# Exercise details
Write out everything from the start of the items down to the line containing "staticText: Název zařízení: [365, 419, 418, 429]", changing "Add device" to "Pair device" and leaving the rest unchanged.

# Information shown
## Start

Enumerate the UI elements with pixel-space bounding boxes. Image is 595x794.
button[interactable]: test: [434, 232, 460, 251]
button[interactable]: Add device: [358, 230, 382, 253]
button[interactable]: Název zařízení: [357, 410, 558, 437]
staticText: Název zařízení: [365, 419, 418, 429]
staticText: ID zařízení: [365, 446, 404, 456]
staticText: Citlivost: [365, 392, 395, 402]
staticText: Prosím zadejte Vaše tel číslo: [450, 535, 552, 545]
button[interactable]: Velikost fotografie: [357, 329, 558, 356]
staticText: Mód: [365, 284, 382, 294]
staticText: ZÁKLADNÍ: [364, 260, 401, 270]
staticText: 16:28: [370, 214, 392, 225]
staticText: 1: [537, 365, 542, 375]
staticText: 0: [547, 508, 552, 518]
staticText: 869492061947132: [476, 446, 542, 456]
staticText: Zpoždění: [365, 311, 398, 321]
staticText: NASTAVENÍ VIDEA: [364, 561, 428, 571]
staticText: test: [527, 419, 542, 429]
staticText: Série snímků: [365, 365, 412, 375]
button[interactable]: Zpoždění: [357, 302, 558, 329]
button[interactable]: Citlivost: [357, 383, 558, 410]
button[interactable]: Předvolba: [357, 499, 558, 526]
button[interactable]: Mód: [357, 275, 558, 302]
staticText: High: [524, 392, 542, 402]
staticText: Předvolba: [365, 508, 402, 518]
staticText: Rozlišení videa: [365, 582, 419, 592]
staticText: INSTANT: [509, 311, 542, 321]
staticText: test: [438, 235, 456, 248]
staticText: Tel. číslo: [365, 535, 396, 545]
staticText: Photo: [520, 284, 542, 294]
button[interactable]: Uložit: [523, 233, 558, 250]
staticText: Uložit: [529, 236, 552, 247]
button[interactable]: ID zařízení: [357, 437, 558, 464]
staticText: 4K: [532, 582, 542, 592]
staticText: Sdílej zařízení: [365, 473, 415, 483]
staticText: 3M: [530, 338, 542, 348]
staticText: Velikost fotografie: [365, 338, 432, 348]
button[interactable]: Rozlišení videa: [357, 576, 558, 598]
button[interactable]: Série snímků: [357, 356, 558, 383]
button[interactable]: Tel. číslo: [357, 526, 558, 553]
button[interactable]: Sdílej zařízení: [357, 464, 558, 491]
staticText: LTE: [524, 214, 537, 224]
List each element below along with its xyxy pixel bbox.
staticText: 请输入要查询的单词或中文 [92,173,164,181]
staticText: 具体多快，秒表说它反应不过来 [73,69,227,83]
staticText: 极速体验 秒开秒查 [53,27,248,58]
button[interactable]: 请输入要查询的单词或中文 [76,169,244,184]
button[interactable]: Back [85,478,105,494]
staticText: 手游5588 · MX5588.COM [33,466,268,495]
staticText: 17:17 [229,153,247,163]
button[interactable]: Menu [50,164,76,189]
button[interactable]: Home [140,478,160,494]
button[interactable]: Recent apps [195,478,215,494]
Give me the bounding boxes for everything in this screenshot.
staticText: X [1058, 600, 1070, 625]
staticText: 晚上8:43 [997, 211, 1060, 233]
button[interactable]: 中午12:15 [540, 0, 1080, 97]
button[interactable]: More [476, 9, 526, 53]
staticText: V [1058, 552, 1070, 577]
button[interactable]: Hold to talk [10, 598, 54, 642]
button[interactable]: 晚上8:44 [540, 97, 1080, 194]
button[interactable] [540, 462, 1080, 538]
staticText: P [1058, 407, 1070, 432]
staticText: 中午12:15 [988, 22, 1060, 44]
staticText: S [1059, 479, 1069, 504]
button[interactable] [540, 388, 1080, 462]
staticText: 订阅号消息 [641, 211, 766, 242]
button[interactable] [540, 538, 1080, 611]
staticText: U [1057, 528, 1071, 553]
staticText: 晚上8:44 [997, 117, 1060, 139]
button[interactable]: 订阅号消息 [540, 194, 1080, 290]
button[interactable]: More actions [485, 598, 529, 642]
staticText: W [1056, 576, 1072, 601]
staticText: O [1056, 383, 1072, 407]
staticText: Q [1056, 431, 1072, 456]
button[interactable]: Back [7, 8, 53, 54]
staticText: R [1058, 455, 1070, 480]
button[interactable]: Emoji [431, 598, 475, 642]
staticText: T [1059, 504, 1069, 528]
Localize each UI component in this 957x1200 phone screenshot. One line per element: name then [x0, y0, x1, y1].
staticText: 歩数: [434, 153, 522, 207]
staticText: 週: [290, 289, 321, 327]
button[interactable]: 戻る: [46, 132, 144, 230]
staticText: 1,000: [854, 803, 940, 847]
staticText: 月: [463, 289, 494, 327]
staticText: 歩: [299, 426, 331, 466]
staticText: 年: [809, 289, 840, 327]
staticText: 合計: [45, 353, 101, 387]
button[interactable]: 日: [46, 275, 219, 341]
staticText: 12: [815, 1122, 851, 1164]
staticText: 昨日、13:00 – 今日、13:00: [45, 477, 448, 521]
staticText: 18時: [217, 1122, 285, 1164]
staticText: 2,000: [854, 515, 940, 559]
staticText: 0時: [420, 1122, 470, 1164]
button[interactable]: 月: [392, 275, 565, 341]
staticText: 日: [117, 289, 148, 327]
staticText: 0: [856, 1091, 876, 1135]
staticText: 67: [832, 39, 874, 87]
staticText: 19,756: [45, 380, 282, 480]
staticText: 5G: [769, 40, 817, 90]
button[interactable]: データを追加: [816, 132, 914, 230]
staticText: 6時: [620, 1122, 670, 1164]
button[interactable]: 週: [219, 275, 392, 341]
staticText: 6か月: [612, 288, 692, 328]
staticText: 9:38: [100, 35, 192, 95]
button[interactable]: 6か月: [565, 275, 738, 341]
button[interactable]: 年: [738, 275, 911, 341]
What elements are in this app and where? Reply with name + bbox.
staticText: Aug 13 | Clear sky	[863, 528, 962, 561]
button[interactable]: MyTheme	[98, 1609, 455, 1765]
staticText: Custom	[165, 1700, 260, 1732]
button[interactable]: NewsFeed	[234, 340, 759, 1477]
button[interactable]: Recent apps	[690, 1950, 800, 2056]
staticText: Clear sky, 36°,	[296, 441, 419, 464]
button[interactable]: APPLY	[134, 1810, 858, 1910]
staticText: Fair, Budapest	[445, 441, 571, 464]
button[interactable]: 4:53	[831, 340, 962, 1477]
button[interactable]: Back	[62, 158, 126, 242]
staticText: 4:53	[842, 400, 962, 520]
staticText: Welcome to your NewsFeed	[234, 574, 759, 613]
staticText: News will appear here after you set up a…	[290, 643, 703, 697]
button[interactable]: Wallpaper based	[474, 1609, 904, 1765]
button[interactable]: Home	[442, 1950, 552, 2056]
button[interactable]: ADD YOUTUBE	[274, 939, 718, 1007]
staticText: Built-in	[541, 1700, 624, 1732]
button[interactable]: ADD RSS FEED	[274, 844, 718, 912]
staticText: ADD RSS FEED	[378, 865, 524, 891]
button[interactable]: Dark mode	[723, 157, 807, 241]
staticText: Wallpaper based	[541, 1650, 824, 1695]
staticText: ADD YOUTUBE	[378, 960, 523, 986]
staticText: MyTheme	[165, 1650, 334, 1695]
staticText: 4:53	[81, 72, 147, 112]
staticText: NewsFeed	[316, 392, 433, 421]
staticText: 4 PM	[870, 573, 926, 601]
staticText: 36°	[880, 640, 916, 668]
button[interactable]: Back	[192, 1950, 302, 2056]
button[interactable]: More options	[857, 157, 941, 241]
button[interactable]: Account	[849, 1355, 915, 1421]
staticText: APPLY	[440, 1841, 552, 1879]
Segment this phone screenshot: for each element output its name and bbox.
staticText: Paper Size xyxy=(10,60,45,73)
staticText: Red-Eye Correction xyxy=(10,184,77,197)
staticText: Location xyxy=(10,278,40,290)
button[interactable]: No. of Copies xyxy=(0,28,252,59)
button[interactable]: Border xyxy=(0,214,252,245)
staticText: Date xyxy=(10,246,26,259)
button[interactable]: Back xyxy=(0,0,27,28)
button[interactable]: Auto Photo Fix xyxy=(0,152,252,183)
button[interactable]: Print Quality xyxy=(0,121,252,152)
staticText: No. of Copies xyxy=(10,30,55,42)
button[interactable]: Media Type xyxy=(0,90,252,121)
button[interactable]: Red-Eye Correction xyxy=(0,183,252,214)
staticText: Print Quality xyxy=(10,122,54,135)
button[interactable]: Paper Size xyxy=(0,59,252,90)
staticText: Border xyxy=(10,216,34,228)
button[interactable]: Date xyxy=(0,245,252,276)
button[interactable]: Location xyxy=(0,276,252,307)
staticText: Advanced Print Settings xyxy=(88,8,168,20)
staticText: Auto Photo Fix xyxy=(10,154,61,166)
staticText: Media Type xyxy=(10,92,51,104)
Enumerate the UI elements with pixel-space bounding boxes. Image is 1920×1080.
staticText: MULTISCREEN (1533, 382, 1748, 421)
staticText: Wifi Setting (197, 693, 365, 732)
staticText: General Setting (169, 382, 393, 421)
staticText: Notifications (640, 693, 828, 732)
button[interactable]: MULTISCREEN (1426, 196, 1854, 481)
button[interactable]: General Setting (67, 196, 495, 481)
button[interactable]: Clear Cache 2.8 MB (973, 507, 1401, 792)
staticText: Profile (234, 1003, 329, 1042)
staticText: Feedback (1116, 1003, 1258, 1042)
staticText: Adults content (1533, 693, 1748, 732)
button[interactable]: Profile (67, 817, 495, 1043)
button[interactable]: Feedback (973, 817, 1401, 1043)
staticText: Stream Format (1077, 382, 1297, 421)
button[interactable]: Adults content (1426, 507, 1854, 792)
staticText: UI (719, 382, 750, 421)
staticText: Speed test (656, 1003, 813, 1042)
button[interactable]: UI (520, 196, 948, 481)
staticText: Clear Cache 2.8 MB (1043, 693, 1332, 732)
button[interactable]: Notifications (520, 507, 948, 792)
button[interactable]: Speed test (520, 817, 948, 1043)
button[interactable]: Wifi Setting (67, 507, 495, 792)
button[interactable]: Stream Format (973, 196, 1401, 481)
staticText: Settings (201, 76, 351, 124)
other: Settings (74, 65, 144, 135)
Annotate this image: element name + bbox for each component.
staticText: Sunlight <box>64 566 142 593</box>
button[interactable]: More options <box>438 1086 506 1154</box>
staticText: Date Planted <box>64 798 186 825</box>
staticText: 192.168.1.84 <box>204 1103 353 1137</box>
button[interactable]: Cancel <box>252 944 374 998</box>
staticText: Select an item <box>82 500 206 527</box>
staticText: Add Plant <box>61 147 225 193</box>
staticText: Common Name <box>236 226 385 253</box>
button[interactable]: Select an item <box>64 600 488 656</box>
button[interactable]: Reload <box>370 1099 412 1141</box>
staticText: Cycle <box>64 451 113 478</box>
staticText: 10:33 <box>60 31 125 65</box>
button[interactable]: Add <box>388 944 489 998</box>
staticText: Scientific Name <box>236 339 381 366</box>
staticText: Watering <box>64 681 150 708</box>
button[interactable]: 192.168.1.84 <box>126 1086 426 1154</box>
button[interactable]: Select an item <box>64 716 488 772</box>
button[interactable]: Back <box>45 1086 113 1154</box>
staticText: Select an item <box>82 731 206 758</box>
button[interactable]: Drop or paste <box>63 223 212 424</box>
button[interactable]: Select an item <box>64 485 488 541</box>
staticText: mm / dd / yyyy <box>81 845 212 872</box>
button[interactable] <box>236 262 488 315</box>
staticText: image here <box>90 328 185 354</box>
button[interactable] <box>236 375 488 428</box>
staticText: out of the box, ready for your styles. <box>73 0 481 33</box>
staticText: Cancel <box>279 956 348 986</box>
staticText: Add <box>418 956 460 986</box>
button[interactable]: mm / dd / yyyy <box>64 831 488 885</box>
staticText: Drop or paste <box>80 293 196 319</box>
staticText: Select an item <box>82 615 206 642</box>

## End

# Expected output
Enumerate the UI elements with pixel-space bounding boxes. Image is 595x794.
button[interactable]: test: [434, 232, 460, 251]
button[interactable]: Pair device: [358, 230, 382, 253]
button[interactable]: Název zařízení: [357, 410, 558, 437]
staticText: Název zařízení: [365, 419, 418, 429]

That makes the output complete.